**Data for processing**
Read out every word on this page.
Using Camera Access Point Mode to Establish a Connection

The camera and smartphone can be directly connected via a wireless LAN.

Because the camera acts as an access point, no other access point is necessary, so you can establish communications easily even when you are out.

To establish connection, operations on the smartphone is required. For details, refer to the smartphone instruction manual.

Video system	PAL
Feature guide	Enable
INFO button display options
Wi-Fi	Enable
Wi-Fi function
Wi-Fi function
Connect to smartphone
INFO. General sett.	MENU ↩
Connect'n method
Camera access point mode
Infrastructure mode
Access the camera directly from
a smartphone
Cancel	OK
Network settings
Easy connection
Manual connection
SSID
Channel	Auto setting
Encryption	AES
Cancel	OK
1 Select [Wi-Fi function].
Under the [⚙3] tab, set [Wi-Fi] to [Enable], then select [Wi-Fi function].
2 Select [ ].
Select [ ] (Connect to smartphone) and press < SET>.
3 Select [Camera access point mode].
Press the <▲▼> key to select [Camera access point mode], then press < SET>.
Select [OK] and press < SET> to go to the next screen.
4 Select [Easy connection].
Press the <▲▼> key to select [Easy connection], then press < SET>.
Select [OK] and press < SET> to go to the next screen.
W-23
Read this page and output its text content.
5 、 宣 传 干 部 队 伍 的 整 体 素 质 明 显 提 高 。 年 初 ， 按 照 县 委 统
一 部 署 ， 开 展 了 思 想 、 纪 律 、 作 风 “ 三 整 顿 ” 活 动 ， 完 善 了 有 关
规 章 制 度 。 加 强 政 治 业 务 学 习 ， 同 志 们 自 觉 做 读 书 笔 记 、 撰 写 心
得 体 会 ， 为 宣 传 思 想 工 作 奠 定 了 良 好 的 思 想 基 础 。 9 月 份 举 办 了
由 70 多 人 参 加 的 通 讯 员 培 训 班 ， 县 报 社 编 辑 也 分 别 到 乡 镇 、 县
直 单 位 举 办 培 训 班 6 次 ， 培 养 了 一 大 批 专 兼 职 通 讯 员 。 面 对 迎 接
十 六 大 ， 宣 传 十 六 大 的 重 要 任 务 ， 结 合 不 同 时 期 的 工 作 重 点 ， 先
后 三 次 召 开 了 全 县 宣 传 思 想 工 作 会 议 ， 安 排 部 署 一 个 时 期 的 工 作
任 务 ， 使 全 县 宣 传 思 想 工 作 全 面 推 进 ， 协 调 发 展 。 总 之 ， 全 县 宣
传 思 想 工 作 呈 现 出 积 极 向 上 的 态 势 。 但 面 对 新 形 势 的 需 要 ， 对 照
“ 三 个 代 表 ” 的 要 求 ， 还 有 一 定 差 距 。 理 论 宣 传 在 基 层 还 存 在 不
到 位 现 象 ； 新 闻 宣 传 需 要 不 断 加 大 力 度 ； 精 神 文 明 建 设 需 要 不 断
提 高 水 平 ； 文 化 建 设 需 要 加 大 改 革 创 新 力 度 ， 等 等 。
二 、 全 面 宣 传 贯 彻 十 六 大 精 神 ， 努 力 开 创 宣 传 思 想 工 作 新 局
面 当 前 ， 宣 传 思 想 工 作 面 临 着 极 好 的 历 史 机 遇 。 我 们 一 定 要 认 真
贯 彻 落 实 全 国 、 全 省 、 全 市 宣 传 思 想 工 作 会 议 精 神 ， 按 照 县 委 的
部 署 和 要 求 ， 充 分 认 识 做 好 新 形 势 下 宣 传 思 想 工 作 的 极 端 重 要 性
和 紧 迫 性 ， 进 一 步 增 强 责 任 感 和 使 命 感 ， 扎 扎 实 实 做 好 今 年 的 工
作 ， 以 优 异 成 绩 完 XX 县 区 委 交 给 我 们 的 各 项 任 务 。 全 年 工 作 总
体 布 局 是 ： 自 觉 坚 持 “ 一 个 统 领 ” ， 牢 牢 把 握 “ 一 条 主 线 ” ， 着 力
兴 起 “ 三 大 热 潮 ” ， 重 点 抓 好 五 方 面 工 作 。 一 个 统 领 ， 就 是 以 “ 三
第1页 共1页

**Directions for this task**
Set down only these lines, exactly: the line containing "Read this page and output its text content." and each line after it, through the end of the listing.

**Output**
Read this page and output its text content.
5 、 宣 传 干 部 队 伍 的 整 体 素 质 明 显 提 高 。 年 初 ， 按 照 县 委 统
一 部 署 ， 开 展 了 思 想 、 纪 律 、 作 风 “ 三 整 顿 ” 活 动 ， 完 善 了 有 关
规 章 制 度 。 加 强 政 治 业 务 学 习 ， 同 志 们 自 觉 做 读 书 笔 记 、 撰 写 心
得 体 会 ， 为 宣 传 思 想 工 作 奠 定 了 良 好 的 思 想 基 础 。 9 月 份 举 办 了
由 70 多 人 参 加 的 通 讯 员 培 训 班 ， 县 报 社 编 辑 也 分 别 到 乡 镇 、 县
直 单 位 举 办 培 训 班 6 次 ， 培 养 了 一 大 批 专 兼 职 通 讯 员 。 面 对 迎 接
十 六 大 ， 宣 传 十 六 大 的 重 要 任 务 ， 结 合 不 同 时 期 的 工 作 重 点 ， 先
后 三 次 召 开 了 全 县 宣 传 思 想 工 作 会 议 ， 安 排 部 署 一 个 时 期 的 工 作
任 务 ， 使 全 县 宣 传 思 想 工 作 全 面 推 进 ， 协 调 发 展 。 总 之 ， 全 县 宣
传 思 想 工 作 呈 现 出 积 极 向 上 的 态 势 。 但 面 对 新 形 势 的 需 要 ， 对 照
“ 三 个 代 表 ” 的 要 求 ， 还 有 一 定 差 距 。 理 论 宣 传 在 基 层 还 存 在 不
到 位 现 象 ； 新 闻 宣 传 需 要 不 断 加 大 力 度 ； 精 神 文 明 建 设 需 要 不 断
提 高 水 平 ； 文 化 建 设 需 要 加 大 改 革 创 新 力 度 ， 等 等 。
二 、 全 面 宣 传 贯 彻 十 六 大 精 神 ， 努 力 开 创 宣 传 思 想 工 作 新 局
面 当 前 ， 宣 传 思 想 工 作 面 临 着 极 好 的 历 史 机 遇 。 我 们 一 定 要 认 真
贯 彻 落 实 全 国 、 全 省 、 全 市 宣 传 思 想 工 作 会 议 精 神 ， 按 照 县 委 的
部 署 和 要 求 ， 充 分 认 识 做 好 新 形 势 下 宣 传 思 想 工 作 的 极 端 重 要 性
和 紧 迫 性 ， 进 一 步 增 强 责 任 感 和 使 命 感 ， 扎 扎 实 实 做 好 今 年 的 工
作 ， 以 优 异 成 绩 完 XX 县 区 委 交 给 我 们 的 各 项 任 务 。 全 年 工 作 总
体 布 局 是 ： 自 觉 坚 持 “ 一 个 统 领 ” ， 牢 牢 把 握 “ 一 条 主 线 ” ， 着 力
兴 起 “ 三 大 热 潮 ” ， 重 点 抓 好 五 方 面 工 作 。 一 个 统 领 ， 就 是 以 “ 三
第1页 共1页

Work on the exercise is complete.